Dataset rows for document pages
[Start of section]

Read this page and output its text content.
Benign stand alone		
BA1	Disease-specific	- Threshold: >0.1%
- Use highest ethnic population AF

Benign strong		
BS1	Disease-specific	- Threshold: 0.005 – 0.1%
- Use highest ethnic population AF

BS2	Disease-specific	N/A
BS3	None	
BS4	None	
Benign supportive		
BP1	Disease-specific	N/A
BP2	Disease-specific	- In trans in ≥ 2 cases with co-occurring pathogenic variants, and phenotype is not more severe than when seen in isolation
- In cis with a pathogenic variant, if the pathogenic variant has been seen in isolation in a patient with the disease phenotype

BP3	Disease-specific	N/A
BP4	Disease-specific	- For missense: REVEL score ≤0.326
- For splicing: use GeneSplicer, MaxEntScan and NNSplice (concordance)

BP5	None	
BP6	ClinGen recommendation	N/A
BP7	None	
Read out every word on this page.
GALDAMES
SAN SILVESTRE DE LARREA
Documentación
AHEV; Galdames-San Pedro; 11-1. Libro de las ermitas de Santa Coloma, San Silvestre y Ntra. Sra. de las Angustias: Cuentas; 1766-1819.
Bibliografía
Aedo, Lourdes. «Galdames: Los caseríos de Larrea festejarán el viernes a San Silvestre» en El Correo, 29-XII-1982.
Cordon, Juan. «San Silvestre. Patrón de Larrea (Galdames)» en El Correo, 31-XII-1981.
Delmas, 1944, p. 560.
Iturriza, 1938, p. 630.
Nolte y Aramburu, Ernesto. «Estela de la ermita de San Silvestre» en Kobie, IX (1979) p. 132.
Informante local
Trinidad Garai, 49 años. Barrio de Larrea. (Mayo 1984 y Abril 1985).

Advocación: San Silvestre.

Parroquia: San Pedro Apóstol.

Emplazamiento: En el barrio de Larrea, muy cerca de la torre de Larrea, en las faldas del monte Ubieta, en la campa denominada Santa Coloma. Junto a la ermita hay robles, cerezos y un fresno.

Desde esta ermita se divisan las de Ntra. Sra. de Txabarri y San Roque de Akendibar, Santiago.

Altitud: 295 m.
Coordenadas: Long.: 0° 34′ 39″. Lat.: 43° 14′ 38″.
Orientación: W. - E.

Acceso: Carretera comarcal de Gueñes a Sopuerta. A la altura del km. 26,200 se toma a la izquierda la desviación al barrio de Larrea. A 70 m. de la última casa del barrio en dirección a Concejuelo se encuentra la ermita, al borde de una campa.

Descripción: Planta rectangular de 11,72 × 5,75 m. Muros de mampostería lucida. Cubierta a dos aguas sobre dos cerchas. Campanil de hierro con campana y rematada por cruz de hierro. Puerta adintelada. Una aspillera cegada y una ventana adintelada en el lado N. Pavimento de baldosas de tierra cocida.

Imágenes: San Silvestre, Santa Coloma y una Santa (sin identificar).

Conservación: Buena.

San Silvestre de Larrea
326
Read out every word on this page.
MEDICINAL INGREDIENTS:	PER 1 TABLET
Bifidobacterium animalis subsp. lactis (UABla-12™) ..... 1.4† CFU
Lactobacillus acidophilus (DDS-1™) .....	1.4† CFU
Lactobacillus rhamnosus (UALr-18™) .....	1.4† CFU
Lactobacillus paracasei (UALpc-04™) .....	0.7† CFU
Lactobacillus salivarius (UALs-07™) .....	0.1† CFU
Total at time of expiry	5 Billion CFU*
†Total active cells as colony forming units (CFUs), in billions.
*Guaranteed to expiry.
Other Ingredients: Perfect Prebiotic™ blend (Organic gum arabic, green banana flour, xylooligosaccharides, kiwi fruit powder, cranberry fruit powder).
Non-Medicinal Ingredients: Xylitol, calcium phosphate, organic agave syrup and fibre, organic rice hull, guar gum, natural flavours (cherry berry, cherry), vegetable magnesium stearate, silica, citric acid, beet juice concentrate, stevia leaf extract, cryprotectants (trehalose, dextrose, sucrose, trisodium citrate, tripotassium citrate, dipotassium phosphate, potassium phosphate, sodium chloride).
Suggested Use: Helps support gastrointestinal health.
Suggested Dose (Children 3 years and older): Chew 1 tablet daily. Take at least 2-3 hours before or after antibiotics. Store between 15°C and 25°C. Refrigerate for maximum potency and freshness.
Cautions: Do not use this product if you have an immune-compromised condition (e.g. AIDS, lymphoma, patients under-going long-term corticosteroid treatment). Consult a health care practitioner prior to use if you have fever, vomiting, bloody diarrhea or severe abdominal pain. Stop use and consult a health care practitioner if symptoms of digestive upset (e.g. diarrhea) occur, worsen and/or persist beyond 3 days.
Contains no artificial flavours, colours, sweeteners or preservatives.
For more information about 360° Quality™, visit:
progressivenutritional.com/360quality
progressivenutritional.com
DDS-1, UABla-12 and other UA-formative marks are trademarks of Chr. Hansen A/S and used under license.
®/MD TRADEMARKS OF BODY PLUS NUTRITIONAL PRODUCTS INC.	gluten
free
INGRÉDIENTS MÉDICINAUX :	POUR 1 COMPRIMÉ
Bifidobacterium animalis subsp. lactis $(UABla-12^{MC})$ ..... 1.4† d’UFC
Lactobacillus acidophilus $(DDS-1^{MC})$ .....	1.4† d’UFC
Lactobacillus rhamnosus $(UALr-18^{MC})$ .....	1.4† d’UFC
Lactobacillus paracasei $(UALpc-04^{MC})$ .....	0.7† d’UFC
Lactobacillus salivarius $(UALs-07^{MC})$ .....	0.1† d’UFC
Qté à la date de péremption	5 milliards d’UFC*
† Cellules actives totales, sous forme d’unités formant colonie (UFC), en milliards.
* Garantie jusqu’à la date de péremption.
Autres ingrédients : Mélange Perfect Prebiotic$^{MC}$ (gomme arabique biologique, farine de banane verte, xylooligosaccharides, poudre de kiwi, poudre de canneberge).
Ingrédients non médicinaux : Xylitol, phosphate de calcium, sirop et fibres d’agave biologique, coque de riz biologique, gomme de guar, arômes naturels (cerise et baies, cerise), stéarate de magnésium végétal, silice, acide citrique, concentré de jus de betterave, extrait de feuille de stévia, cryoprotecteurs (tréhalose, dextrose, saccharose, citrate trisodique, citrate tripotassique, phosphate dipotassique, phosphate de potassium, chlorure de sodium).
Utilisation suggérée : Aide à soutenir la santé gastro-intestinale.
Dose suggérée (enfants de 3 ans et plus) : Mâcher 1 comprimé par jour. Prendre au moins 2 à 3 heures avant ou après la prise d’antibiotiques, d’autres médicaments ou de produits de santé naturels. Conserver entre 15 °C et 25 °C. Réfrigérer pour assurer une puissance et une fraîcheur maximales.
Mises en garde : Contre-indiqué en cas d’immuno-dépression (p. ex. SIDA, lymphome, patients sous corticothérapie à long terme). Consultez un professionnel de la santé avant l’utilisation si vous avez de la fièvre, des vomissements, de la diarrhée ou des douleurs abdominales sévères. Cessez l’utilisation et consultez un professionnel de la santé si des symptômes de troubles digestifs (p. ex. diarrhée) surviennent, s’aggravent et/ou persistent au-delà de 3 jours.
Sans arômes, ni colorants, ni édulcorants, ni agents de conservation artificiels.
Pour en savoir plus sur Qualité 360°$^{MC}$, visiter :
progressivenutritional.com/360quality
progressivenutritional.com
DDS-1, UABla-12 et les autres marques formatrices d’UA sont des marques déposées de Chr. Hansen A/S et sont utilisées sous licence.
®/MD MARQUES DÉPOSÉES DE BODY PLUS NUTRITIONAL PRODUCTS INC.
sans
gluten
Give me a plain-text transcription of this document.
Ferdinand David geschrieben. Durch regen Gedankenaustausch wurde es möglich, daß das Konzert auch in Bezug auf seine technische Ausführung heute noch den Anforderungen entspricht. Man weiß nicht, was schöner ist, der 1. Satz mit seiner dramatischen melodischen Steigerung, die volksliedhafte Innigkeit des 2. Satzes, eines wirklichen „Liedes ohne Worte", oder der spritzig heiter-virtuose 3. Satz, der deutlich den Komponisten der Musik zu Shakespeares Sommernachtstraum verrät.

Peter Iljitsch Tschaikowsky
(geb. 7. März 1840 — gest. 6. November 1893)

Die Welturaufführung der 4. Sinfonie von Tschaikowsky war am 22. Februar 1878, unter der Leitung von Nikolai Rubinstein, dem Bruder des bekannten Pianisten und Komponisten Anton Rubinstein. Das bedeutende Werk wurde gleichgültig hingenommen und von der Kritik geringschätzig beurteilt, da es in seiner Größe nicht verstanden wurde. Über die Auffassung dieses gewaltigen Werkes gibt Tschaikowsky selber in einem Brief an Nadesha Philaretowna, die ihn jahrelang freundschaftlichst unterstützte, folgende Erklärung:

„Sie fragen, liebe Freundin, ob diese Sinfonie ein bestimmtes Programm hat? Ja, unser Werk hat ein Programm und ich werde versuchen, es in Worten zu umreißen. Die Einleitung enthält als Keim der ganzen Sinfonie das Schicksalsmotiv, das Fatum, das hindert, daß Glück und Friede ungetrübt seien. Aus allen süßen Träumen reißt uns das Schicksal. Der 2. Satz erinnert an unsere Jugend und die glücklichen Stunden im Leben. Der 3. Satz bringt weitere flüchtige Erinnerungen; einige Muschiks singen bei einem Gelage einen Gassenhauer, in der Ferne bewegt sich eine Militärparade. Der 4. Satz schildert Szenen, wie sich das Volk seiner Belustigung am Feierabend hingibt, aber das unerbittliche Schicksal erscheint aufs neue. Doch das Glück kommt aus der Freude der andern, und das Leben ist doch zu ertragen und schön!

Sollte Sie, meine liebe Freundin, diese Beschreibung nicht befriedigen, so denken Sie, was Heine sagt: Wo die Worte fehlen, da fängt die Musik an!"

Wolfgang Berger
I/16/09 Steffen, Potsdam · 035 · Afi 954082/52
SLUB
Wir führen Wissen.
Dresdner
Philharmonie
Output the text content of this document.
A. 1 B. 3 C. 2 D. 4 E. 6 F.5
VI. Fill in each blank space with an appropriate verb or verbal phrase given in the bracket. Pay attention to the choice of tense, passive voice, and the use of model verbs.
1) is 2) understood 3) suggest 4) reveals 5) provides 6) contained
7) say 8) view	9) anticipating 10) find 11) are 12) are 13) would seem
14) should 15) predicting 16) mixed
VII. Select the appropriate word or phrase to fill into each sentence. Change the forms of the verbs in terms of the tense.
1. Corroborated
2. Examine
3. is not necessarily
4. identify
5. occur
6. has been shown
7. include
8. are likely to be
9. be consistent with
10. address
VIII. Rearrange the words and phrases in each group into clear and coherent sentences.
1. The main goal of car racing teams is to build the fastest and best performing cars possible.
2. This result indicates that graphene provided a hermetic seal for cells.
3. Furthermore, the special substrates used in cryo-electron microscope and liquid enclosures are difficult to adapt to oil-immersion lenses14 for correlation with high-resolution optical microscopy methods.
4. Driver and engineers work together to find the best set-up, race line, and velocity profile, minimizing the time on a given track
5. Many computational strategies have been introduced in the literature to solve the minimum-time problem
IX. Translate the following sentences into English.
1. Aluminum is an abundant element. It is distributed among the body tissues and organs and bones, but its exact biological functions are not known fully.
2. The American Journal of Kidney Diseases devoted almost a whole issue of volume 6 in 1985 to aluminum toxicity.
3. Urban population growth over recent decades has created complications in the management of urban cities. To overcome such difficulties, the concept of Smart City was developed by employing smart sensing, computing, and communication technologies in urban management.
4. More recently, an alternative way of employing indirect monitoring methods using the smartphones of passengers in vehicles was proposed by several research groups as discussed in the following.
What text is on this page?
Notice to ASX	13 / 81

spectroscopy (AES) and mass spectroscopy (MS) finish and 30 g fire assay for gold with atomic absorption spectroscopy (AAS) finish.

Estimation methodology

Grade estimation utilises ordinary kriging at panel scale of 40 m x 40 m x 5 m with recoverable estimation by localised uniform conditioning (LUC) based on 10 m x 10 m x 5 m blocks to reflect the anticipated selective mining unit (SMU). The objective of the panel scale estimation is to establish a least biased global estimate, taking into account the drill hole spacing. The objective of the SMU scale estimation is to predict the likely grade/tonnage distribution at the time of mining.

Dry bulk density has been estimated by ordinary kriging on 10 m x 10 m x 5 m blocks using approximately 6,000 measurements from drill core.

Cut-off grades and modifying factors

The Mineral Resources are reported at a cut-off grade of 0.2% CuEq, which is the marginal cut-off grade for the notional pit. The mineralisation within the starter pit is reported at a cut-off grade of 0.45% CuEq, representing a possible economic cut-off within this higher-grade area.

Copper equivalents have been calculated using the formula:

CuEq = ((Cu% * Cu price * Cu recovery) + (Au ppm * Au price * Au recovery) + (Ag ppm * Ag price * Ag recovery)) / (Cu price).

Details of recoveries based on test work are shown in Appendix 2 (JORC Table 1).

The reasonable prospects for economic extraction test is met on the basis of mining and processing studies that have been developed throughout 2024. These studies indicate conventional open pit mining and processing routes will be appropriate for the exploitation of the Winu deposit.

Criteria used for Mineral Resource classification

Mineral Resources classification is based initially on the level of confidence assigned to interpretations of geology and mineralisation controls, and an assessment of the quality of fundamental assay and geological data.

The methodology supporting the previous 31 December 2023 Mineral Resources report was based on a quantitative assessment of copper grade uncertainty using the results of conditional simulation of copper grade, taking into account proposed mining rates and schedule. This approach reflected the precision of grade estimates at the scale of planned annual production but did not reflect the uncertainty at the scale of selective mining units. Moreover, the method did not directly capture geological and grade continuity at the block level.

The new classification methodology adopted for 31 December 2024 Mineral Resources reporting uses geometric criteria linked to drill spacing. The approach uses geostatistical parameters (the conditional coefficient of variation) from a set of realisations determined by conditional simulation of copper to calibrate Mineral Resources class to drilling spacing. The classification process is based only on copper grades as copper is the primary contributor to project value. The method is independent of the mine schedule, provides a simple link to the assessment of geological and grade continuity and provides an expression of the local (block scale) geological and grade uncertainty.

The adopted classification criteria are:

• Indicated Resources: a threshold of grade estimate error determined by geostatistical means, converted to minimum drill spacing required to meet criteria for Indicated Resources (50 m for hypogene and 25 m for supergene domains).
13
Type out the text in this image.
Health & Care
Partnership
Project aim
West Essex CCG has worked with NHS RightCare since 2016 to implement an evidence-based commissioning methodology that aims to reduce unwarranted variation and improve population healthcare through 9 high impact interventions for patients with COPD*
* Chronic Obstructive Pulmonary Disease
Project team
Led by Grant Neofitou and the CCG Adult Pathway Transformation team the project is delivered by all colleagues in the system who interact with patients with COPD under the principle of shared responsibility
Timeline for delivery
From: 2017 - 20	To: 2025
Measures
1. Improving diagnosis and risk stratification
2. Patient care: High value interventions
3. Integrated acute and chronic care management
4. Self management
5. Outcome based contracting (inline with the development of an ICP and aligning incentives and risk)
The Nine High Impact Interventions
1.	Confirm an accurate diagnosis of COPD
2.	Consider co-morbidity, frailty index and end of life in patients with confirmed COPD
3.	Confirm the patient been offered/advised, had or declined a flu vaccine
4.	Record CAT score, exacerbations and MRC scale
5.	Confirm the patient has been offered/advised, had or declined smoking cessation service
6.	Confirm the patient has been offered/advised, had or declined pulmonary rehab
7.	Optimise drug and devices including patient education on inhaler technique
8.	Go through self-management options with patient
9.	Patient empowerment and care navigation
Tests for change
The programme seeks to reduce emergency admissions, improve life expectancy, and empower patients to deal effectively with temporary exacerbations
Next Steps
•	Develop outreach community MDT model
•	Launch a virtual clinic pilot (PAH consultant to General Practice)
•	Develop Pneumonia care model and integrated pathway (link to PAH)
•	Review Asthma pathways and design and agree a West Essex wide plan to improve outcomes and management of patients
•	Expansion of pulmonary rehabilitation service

[End of section]

YOUR INSTRUCTIONS
Some lines above hold the word "Perfect". Copy all of them.

WRITTEN SOLUTION
Other Ingredients: Perfect Prebiotic™ blend (Organic gum arabic, green banana flour, xylooligosaccharides, kiwi fruit powder, cranberry fruit powder).
Autres ingrédients : Mélange Perfect Prebiotic$^{MC}$ (gomme arabique biologique, farine de banane verte, xylooligosaccharides, poudre de kiwi, poudre de canneberge).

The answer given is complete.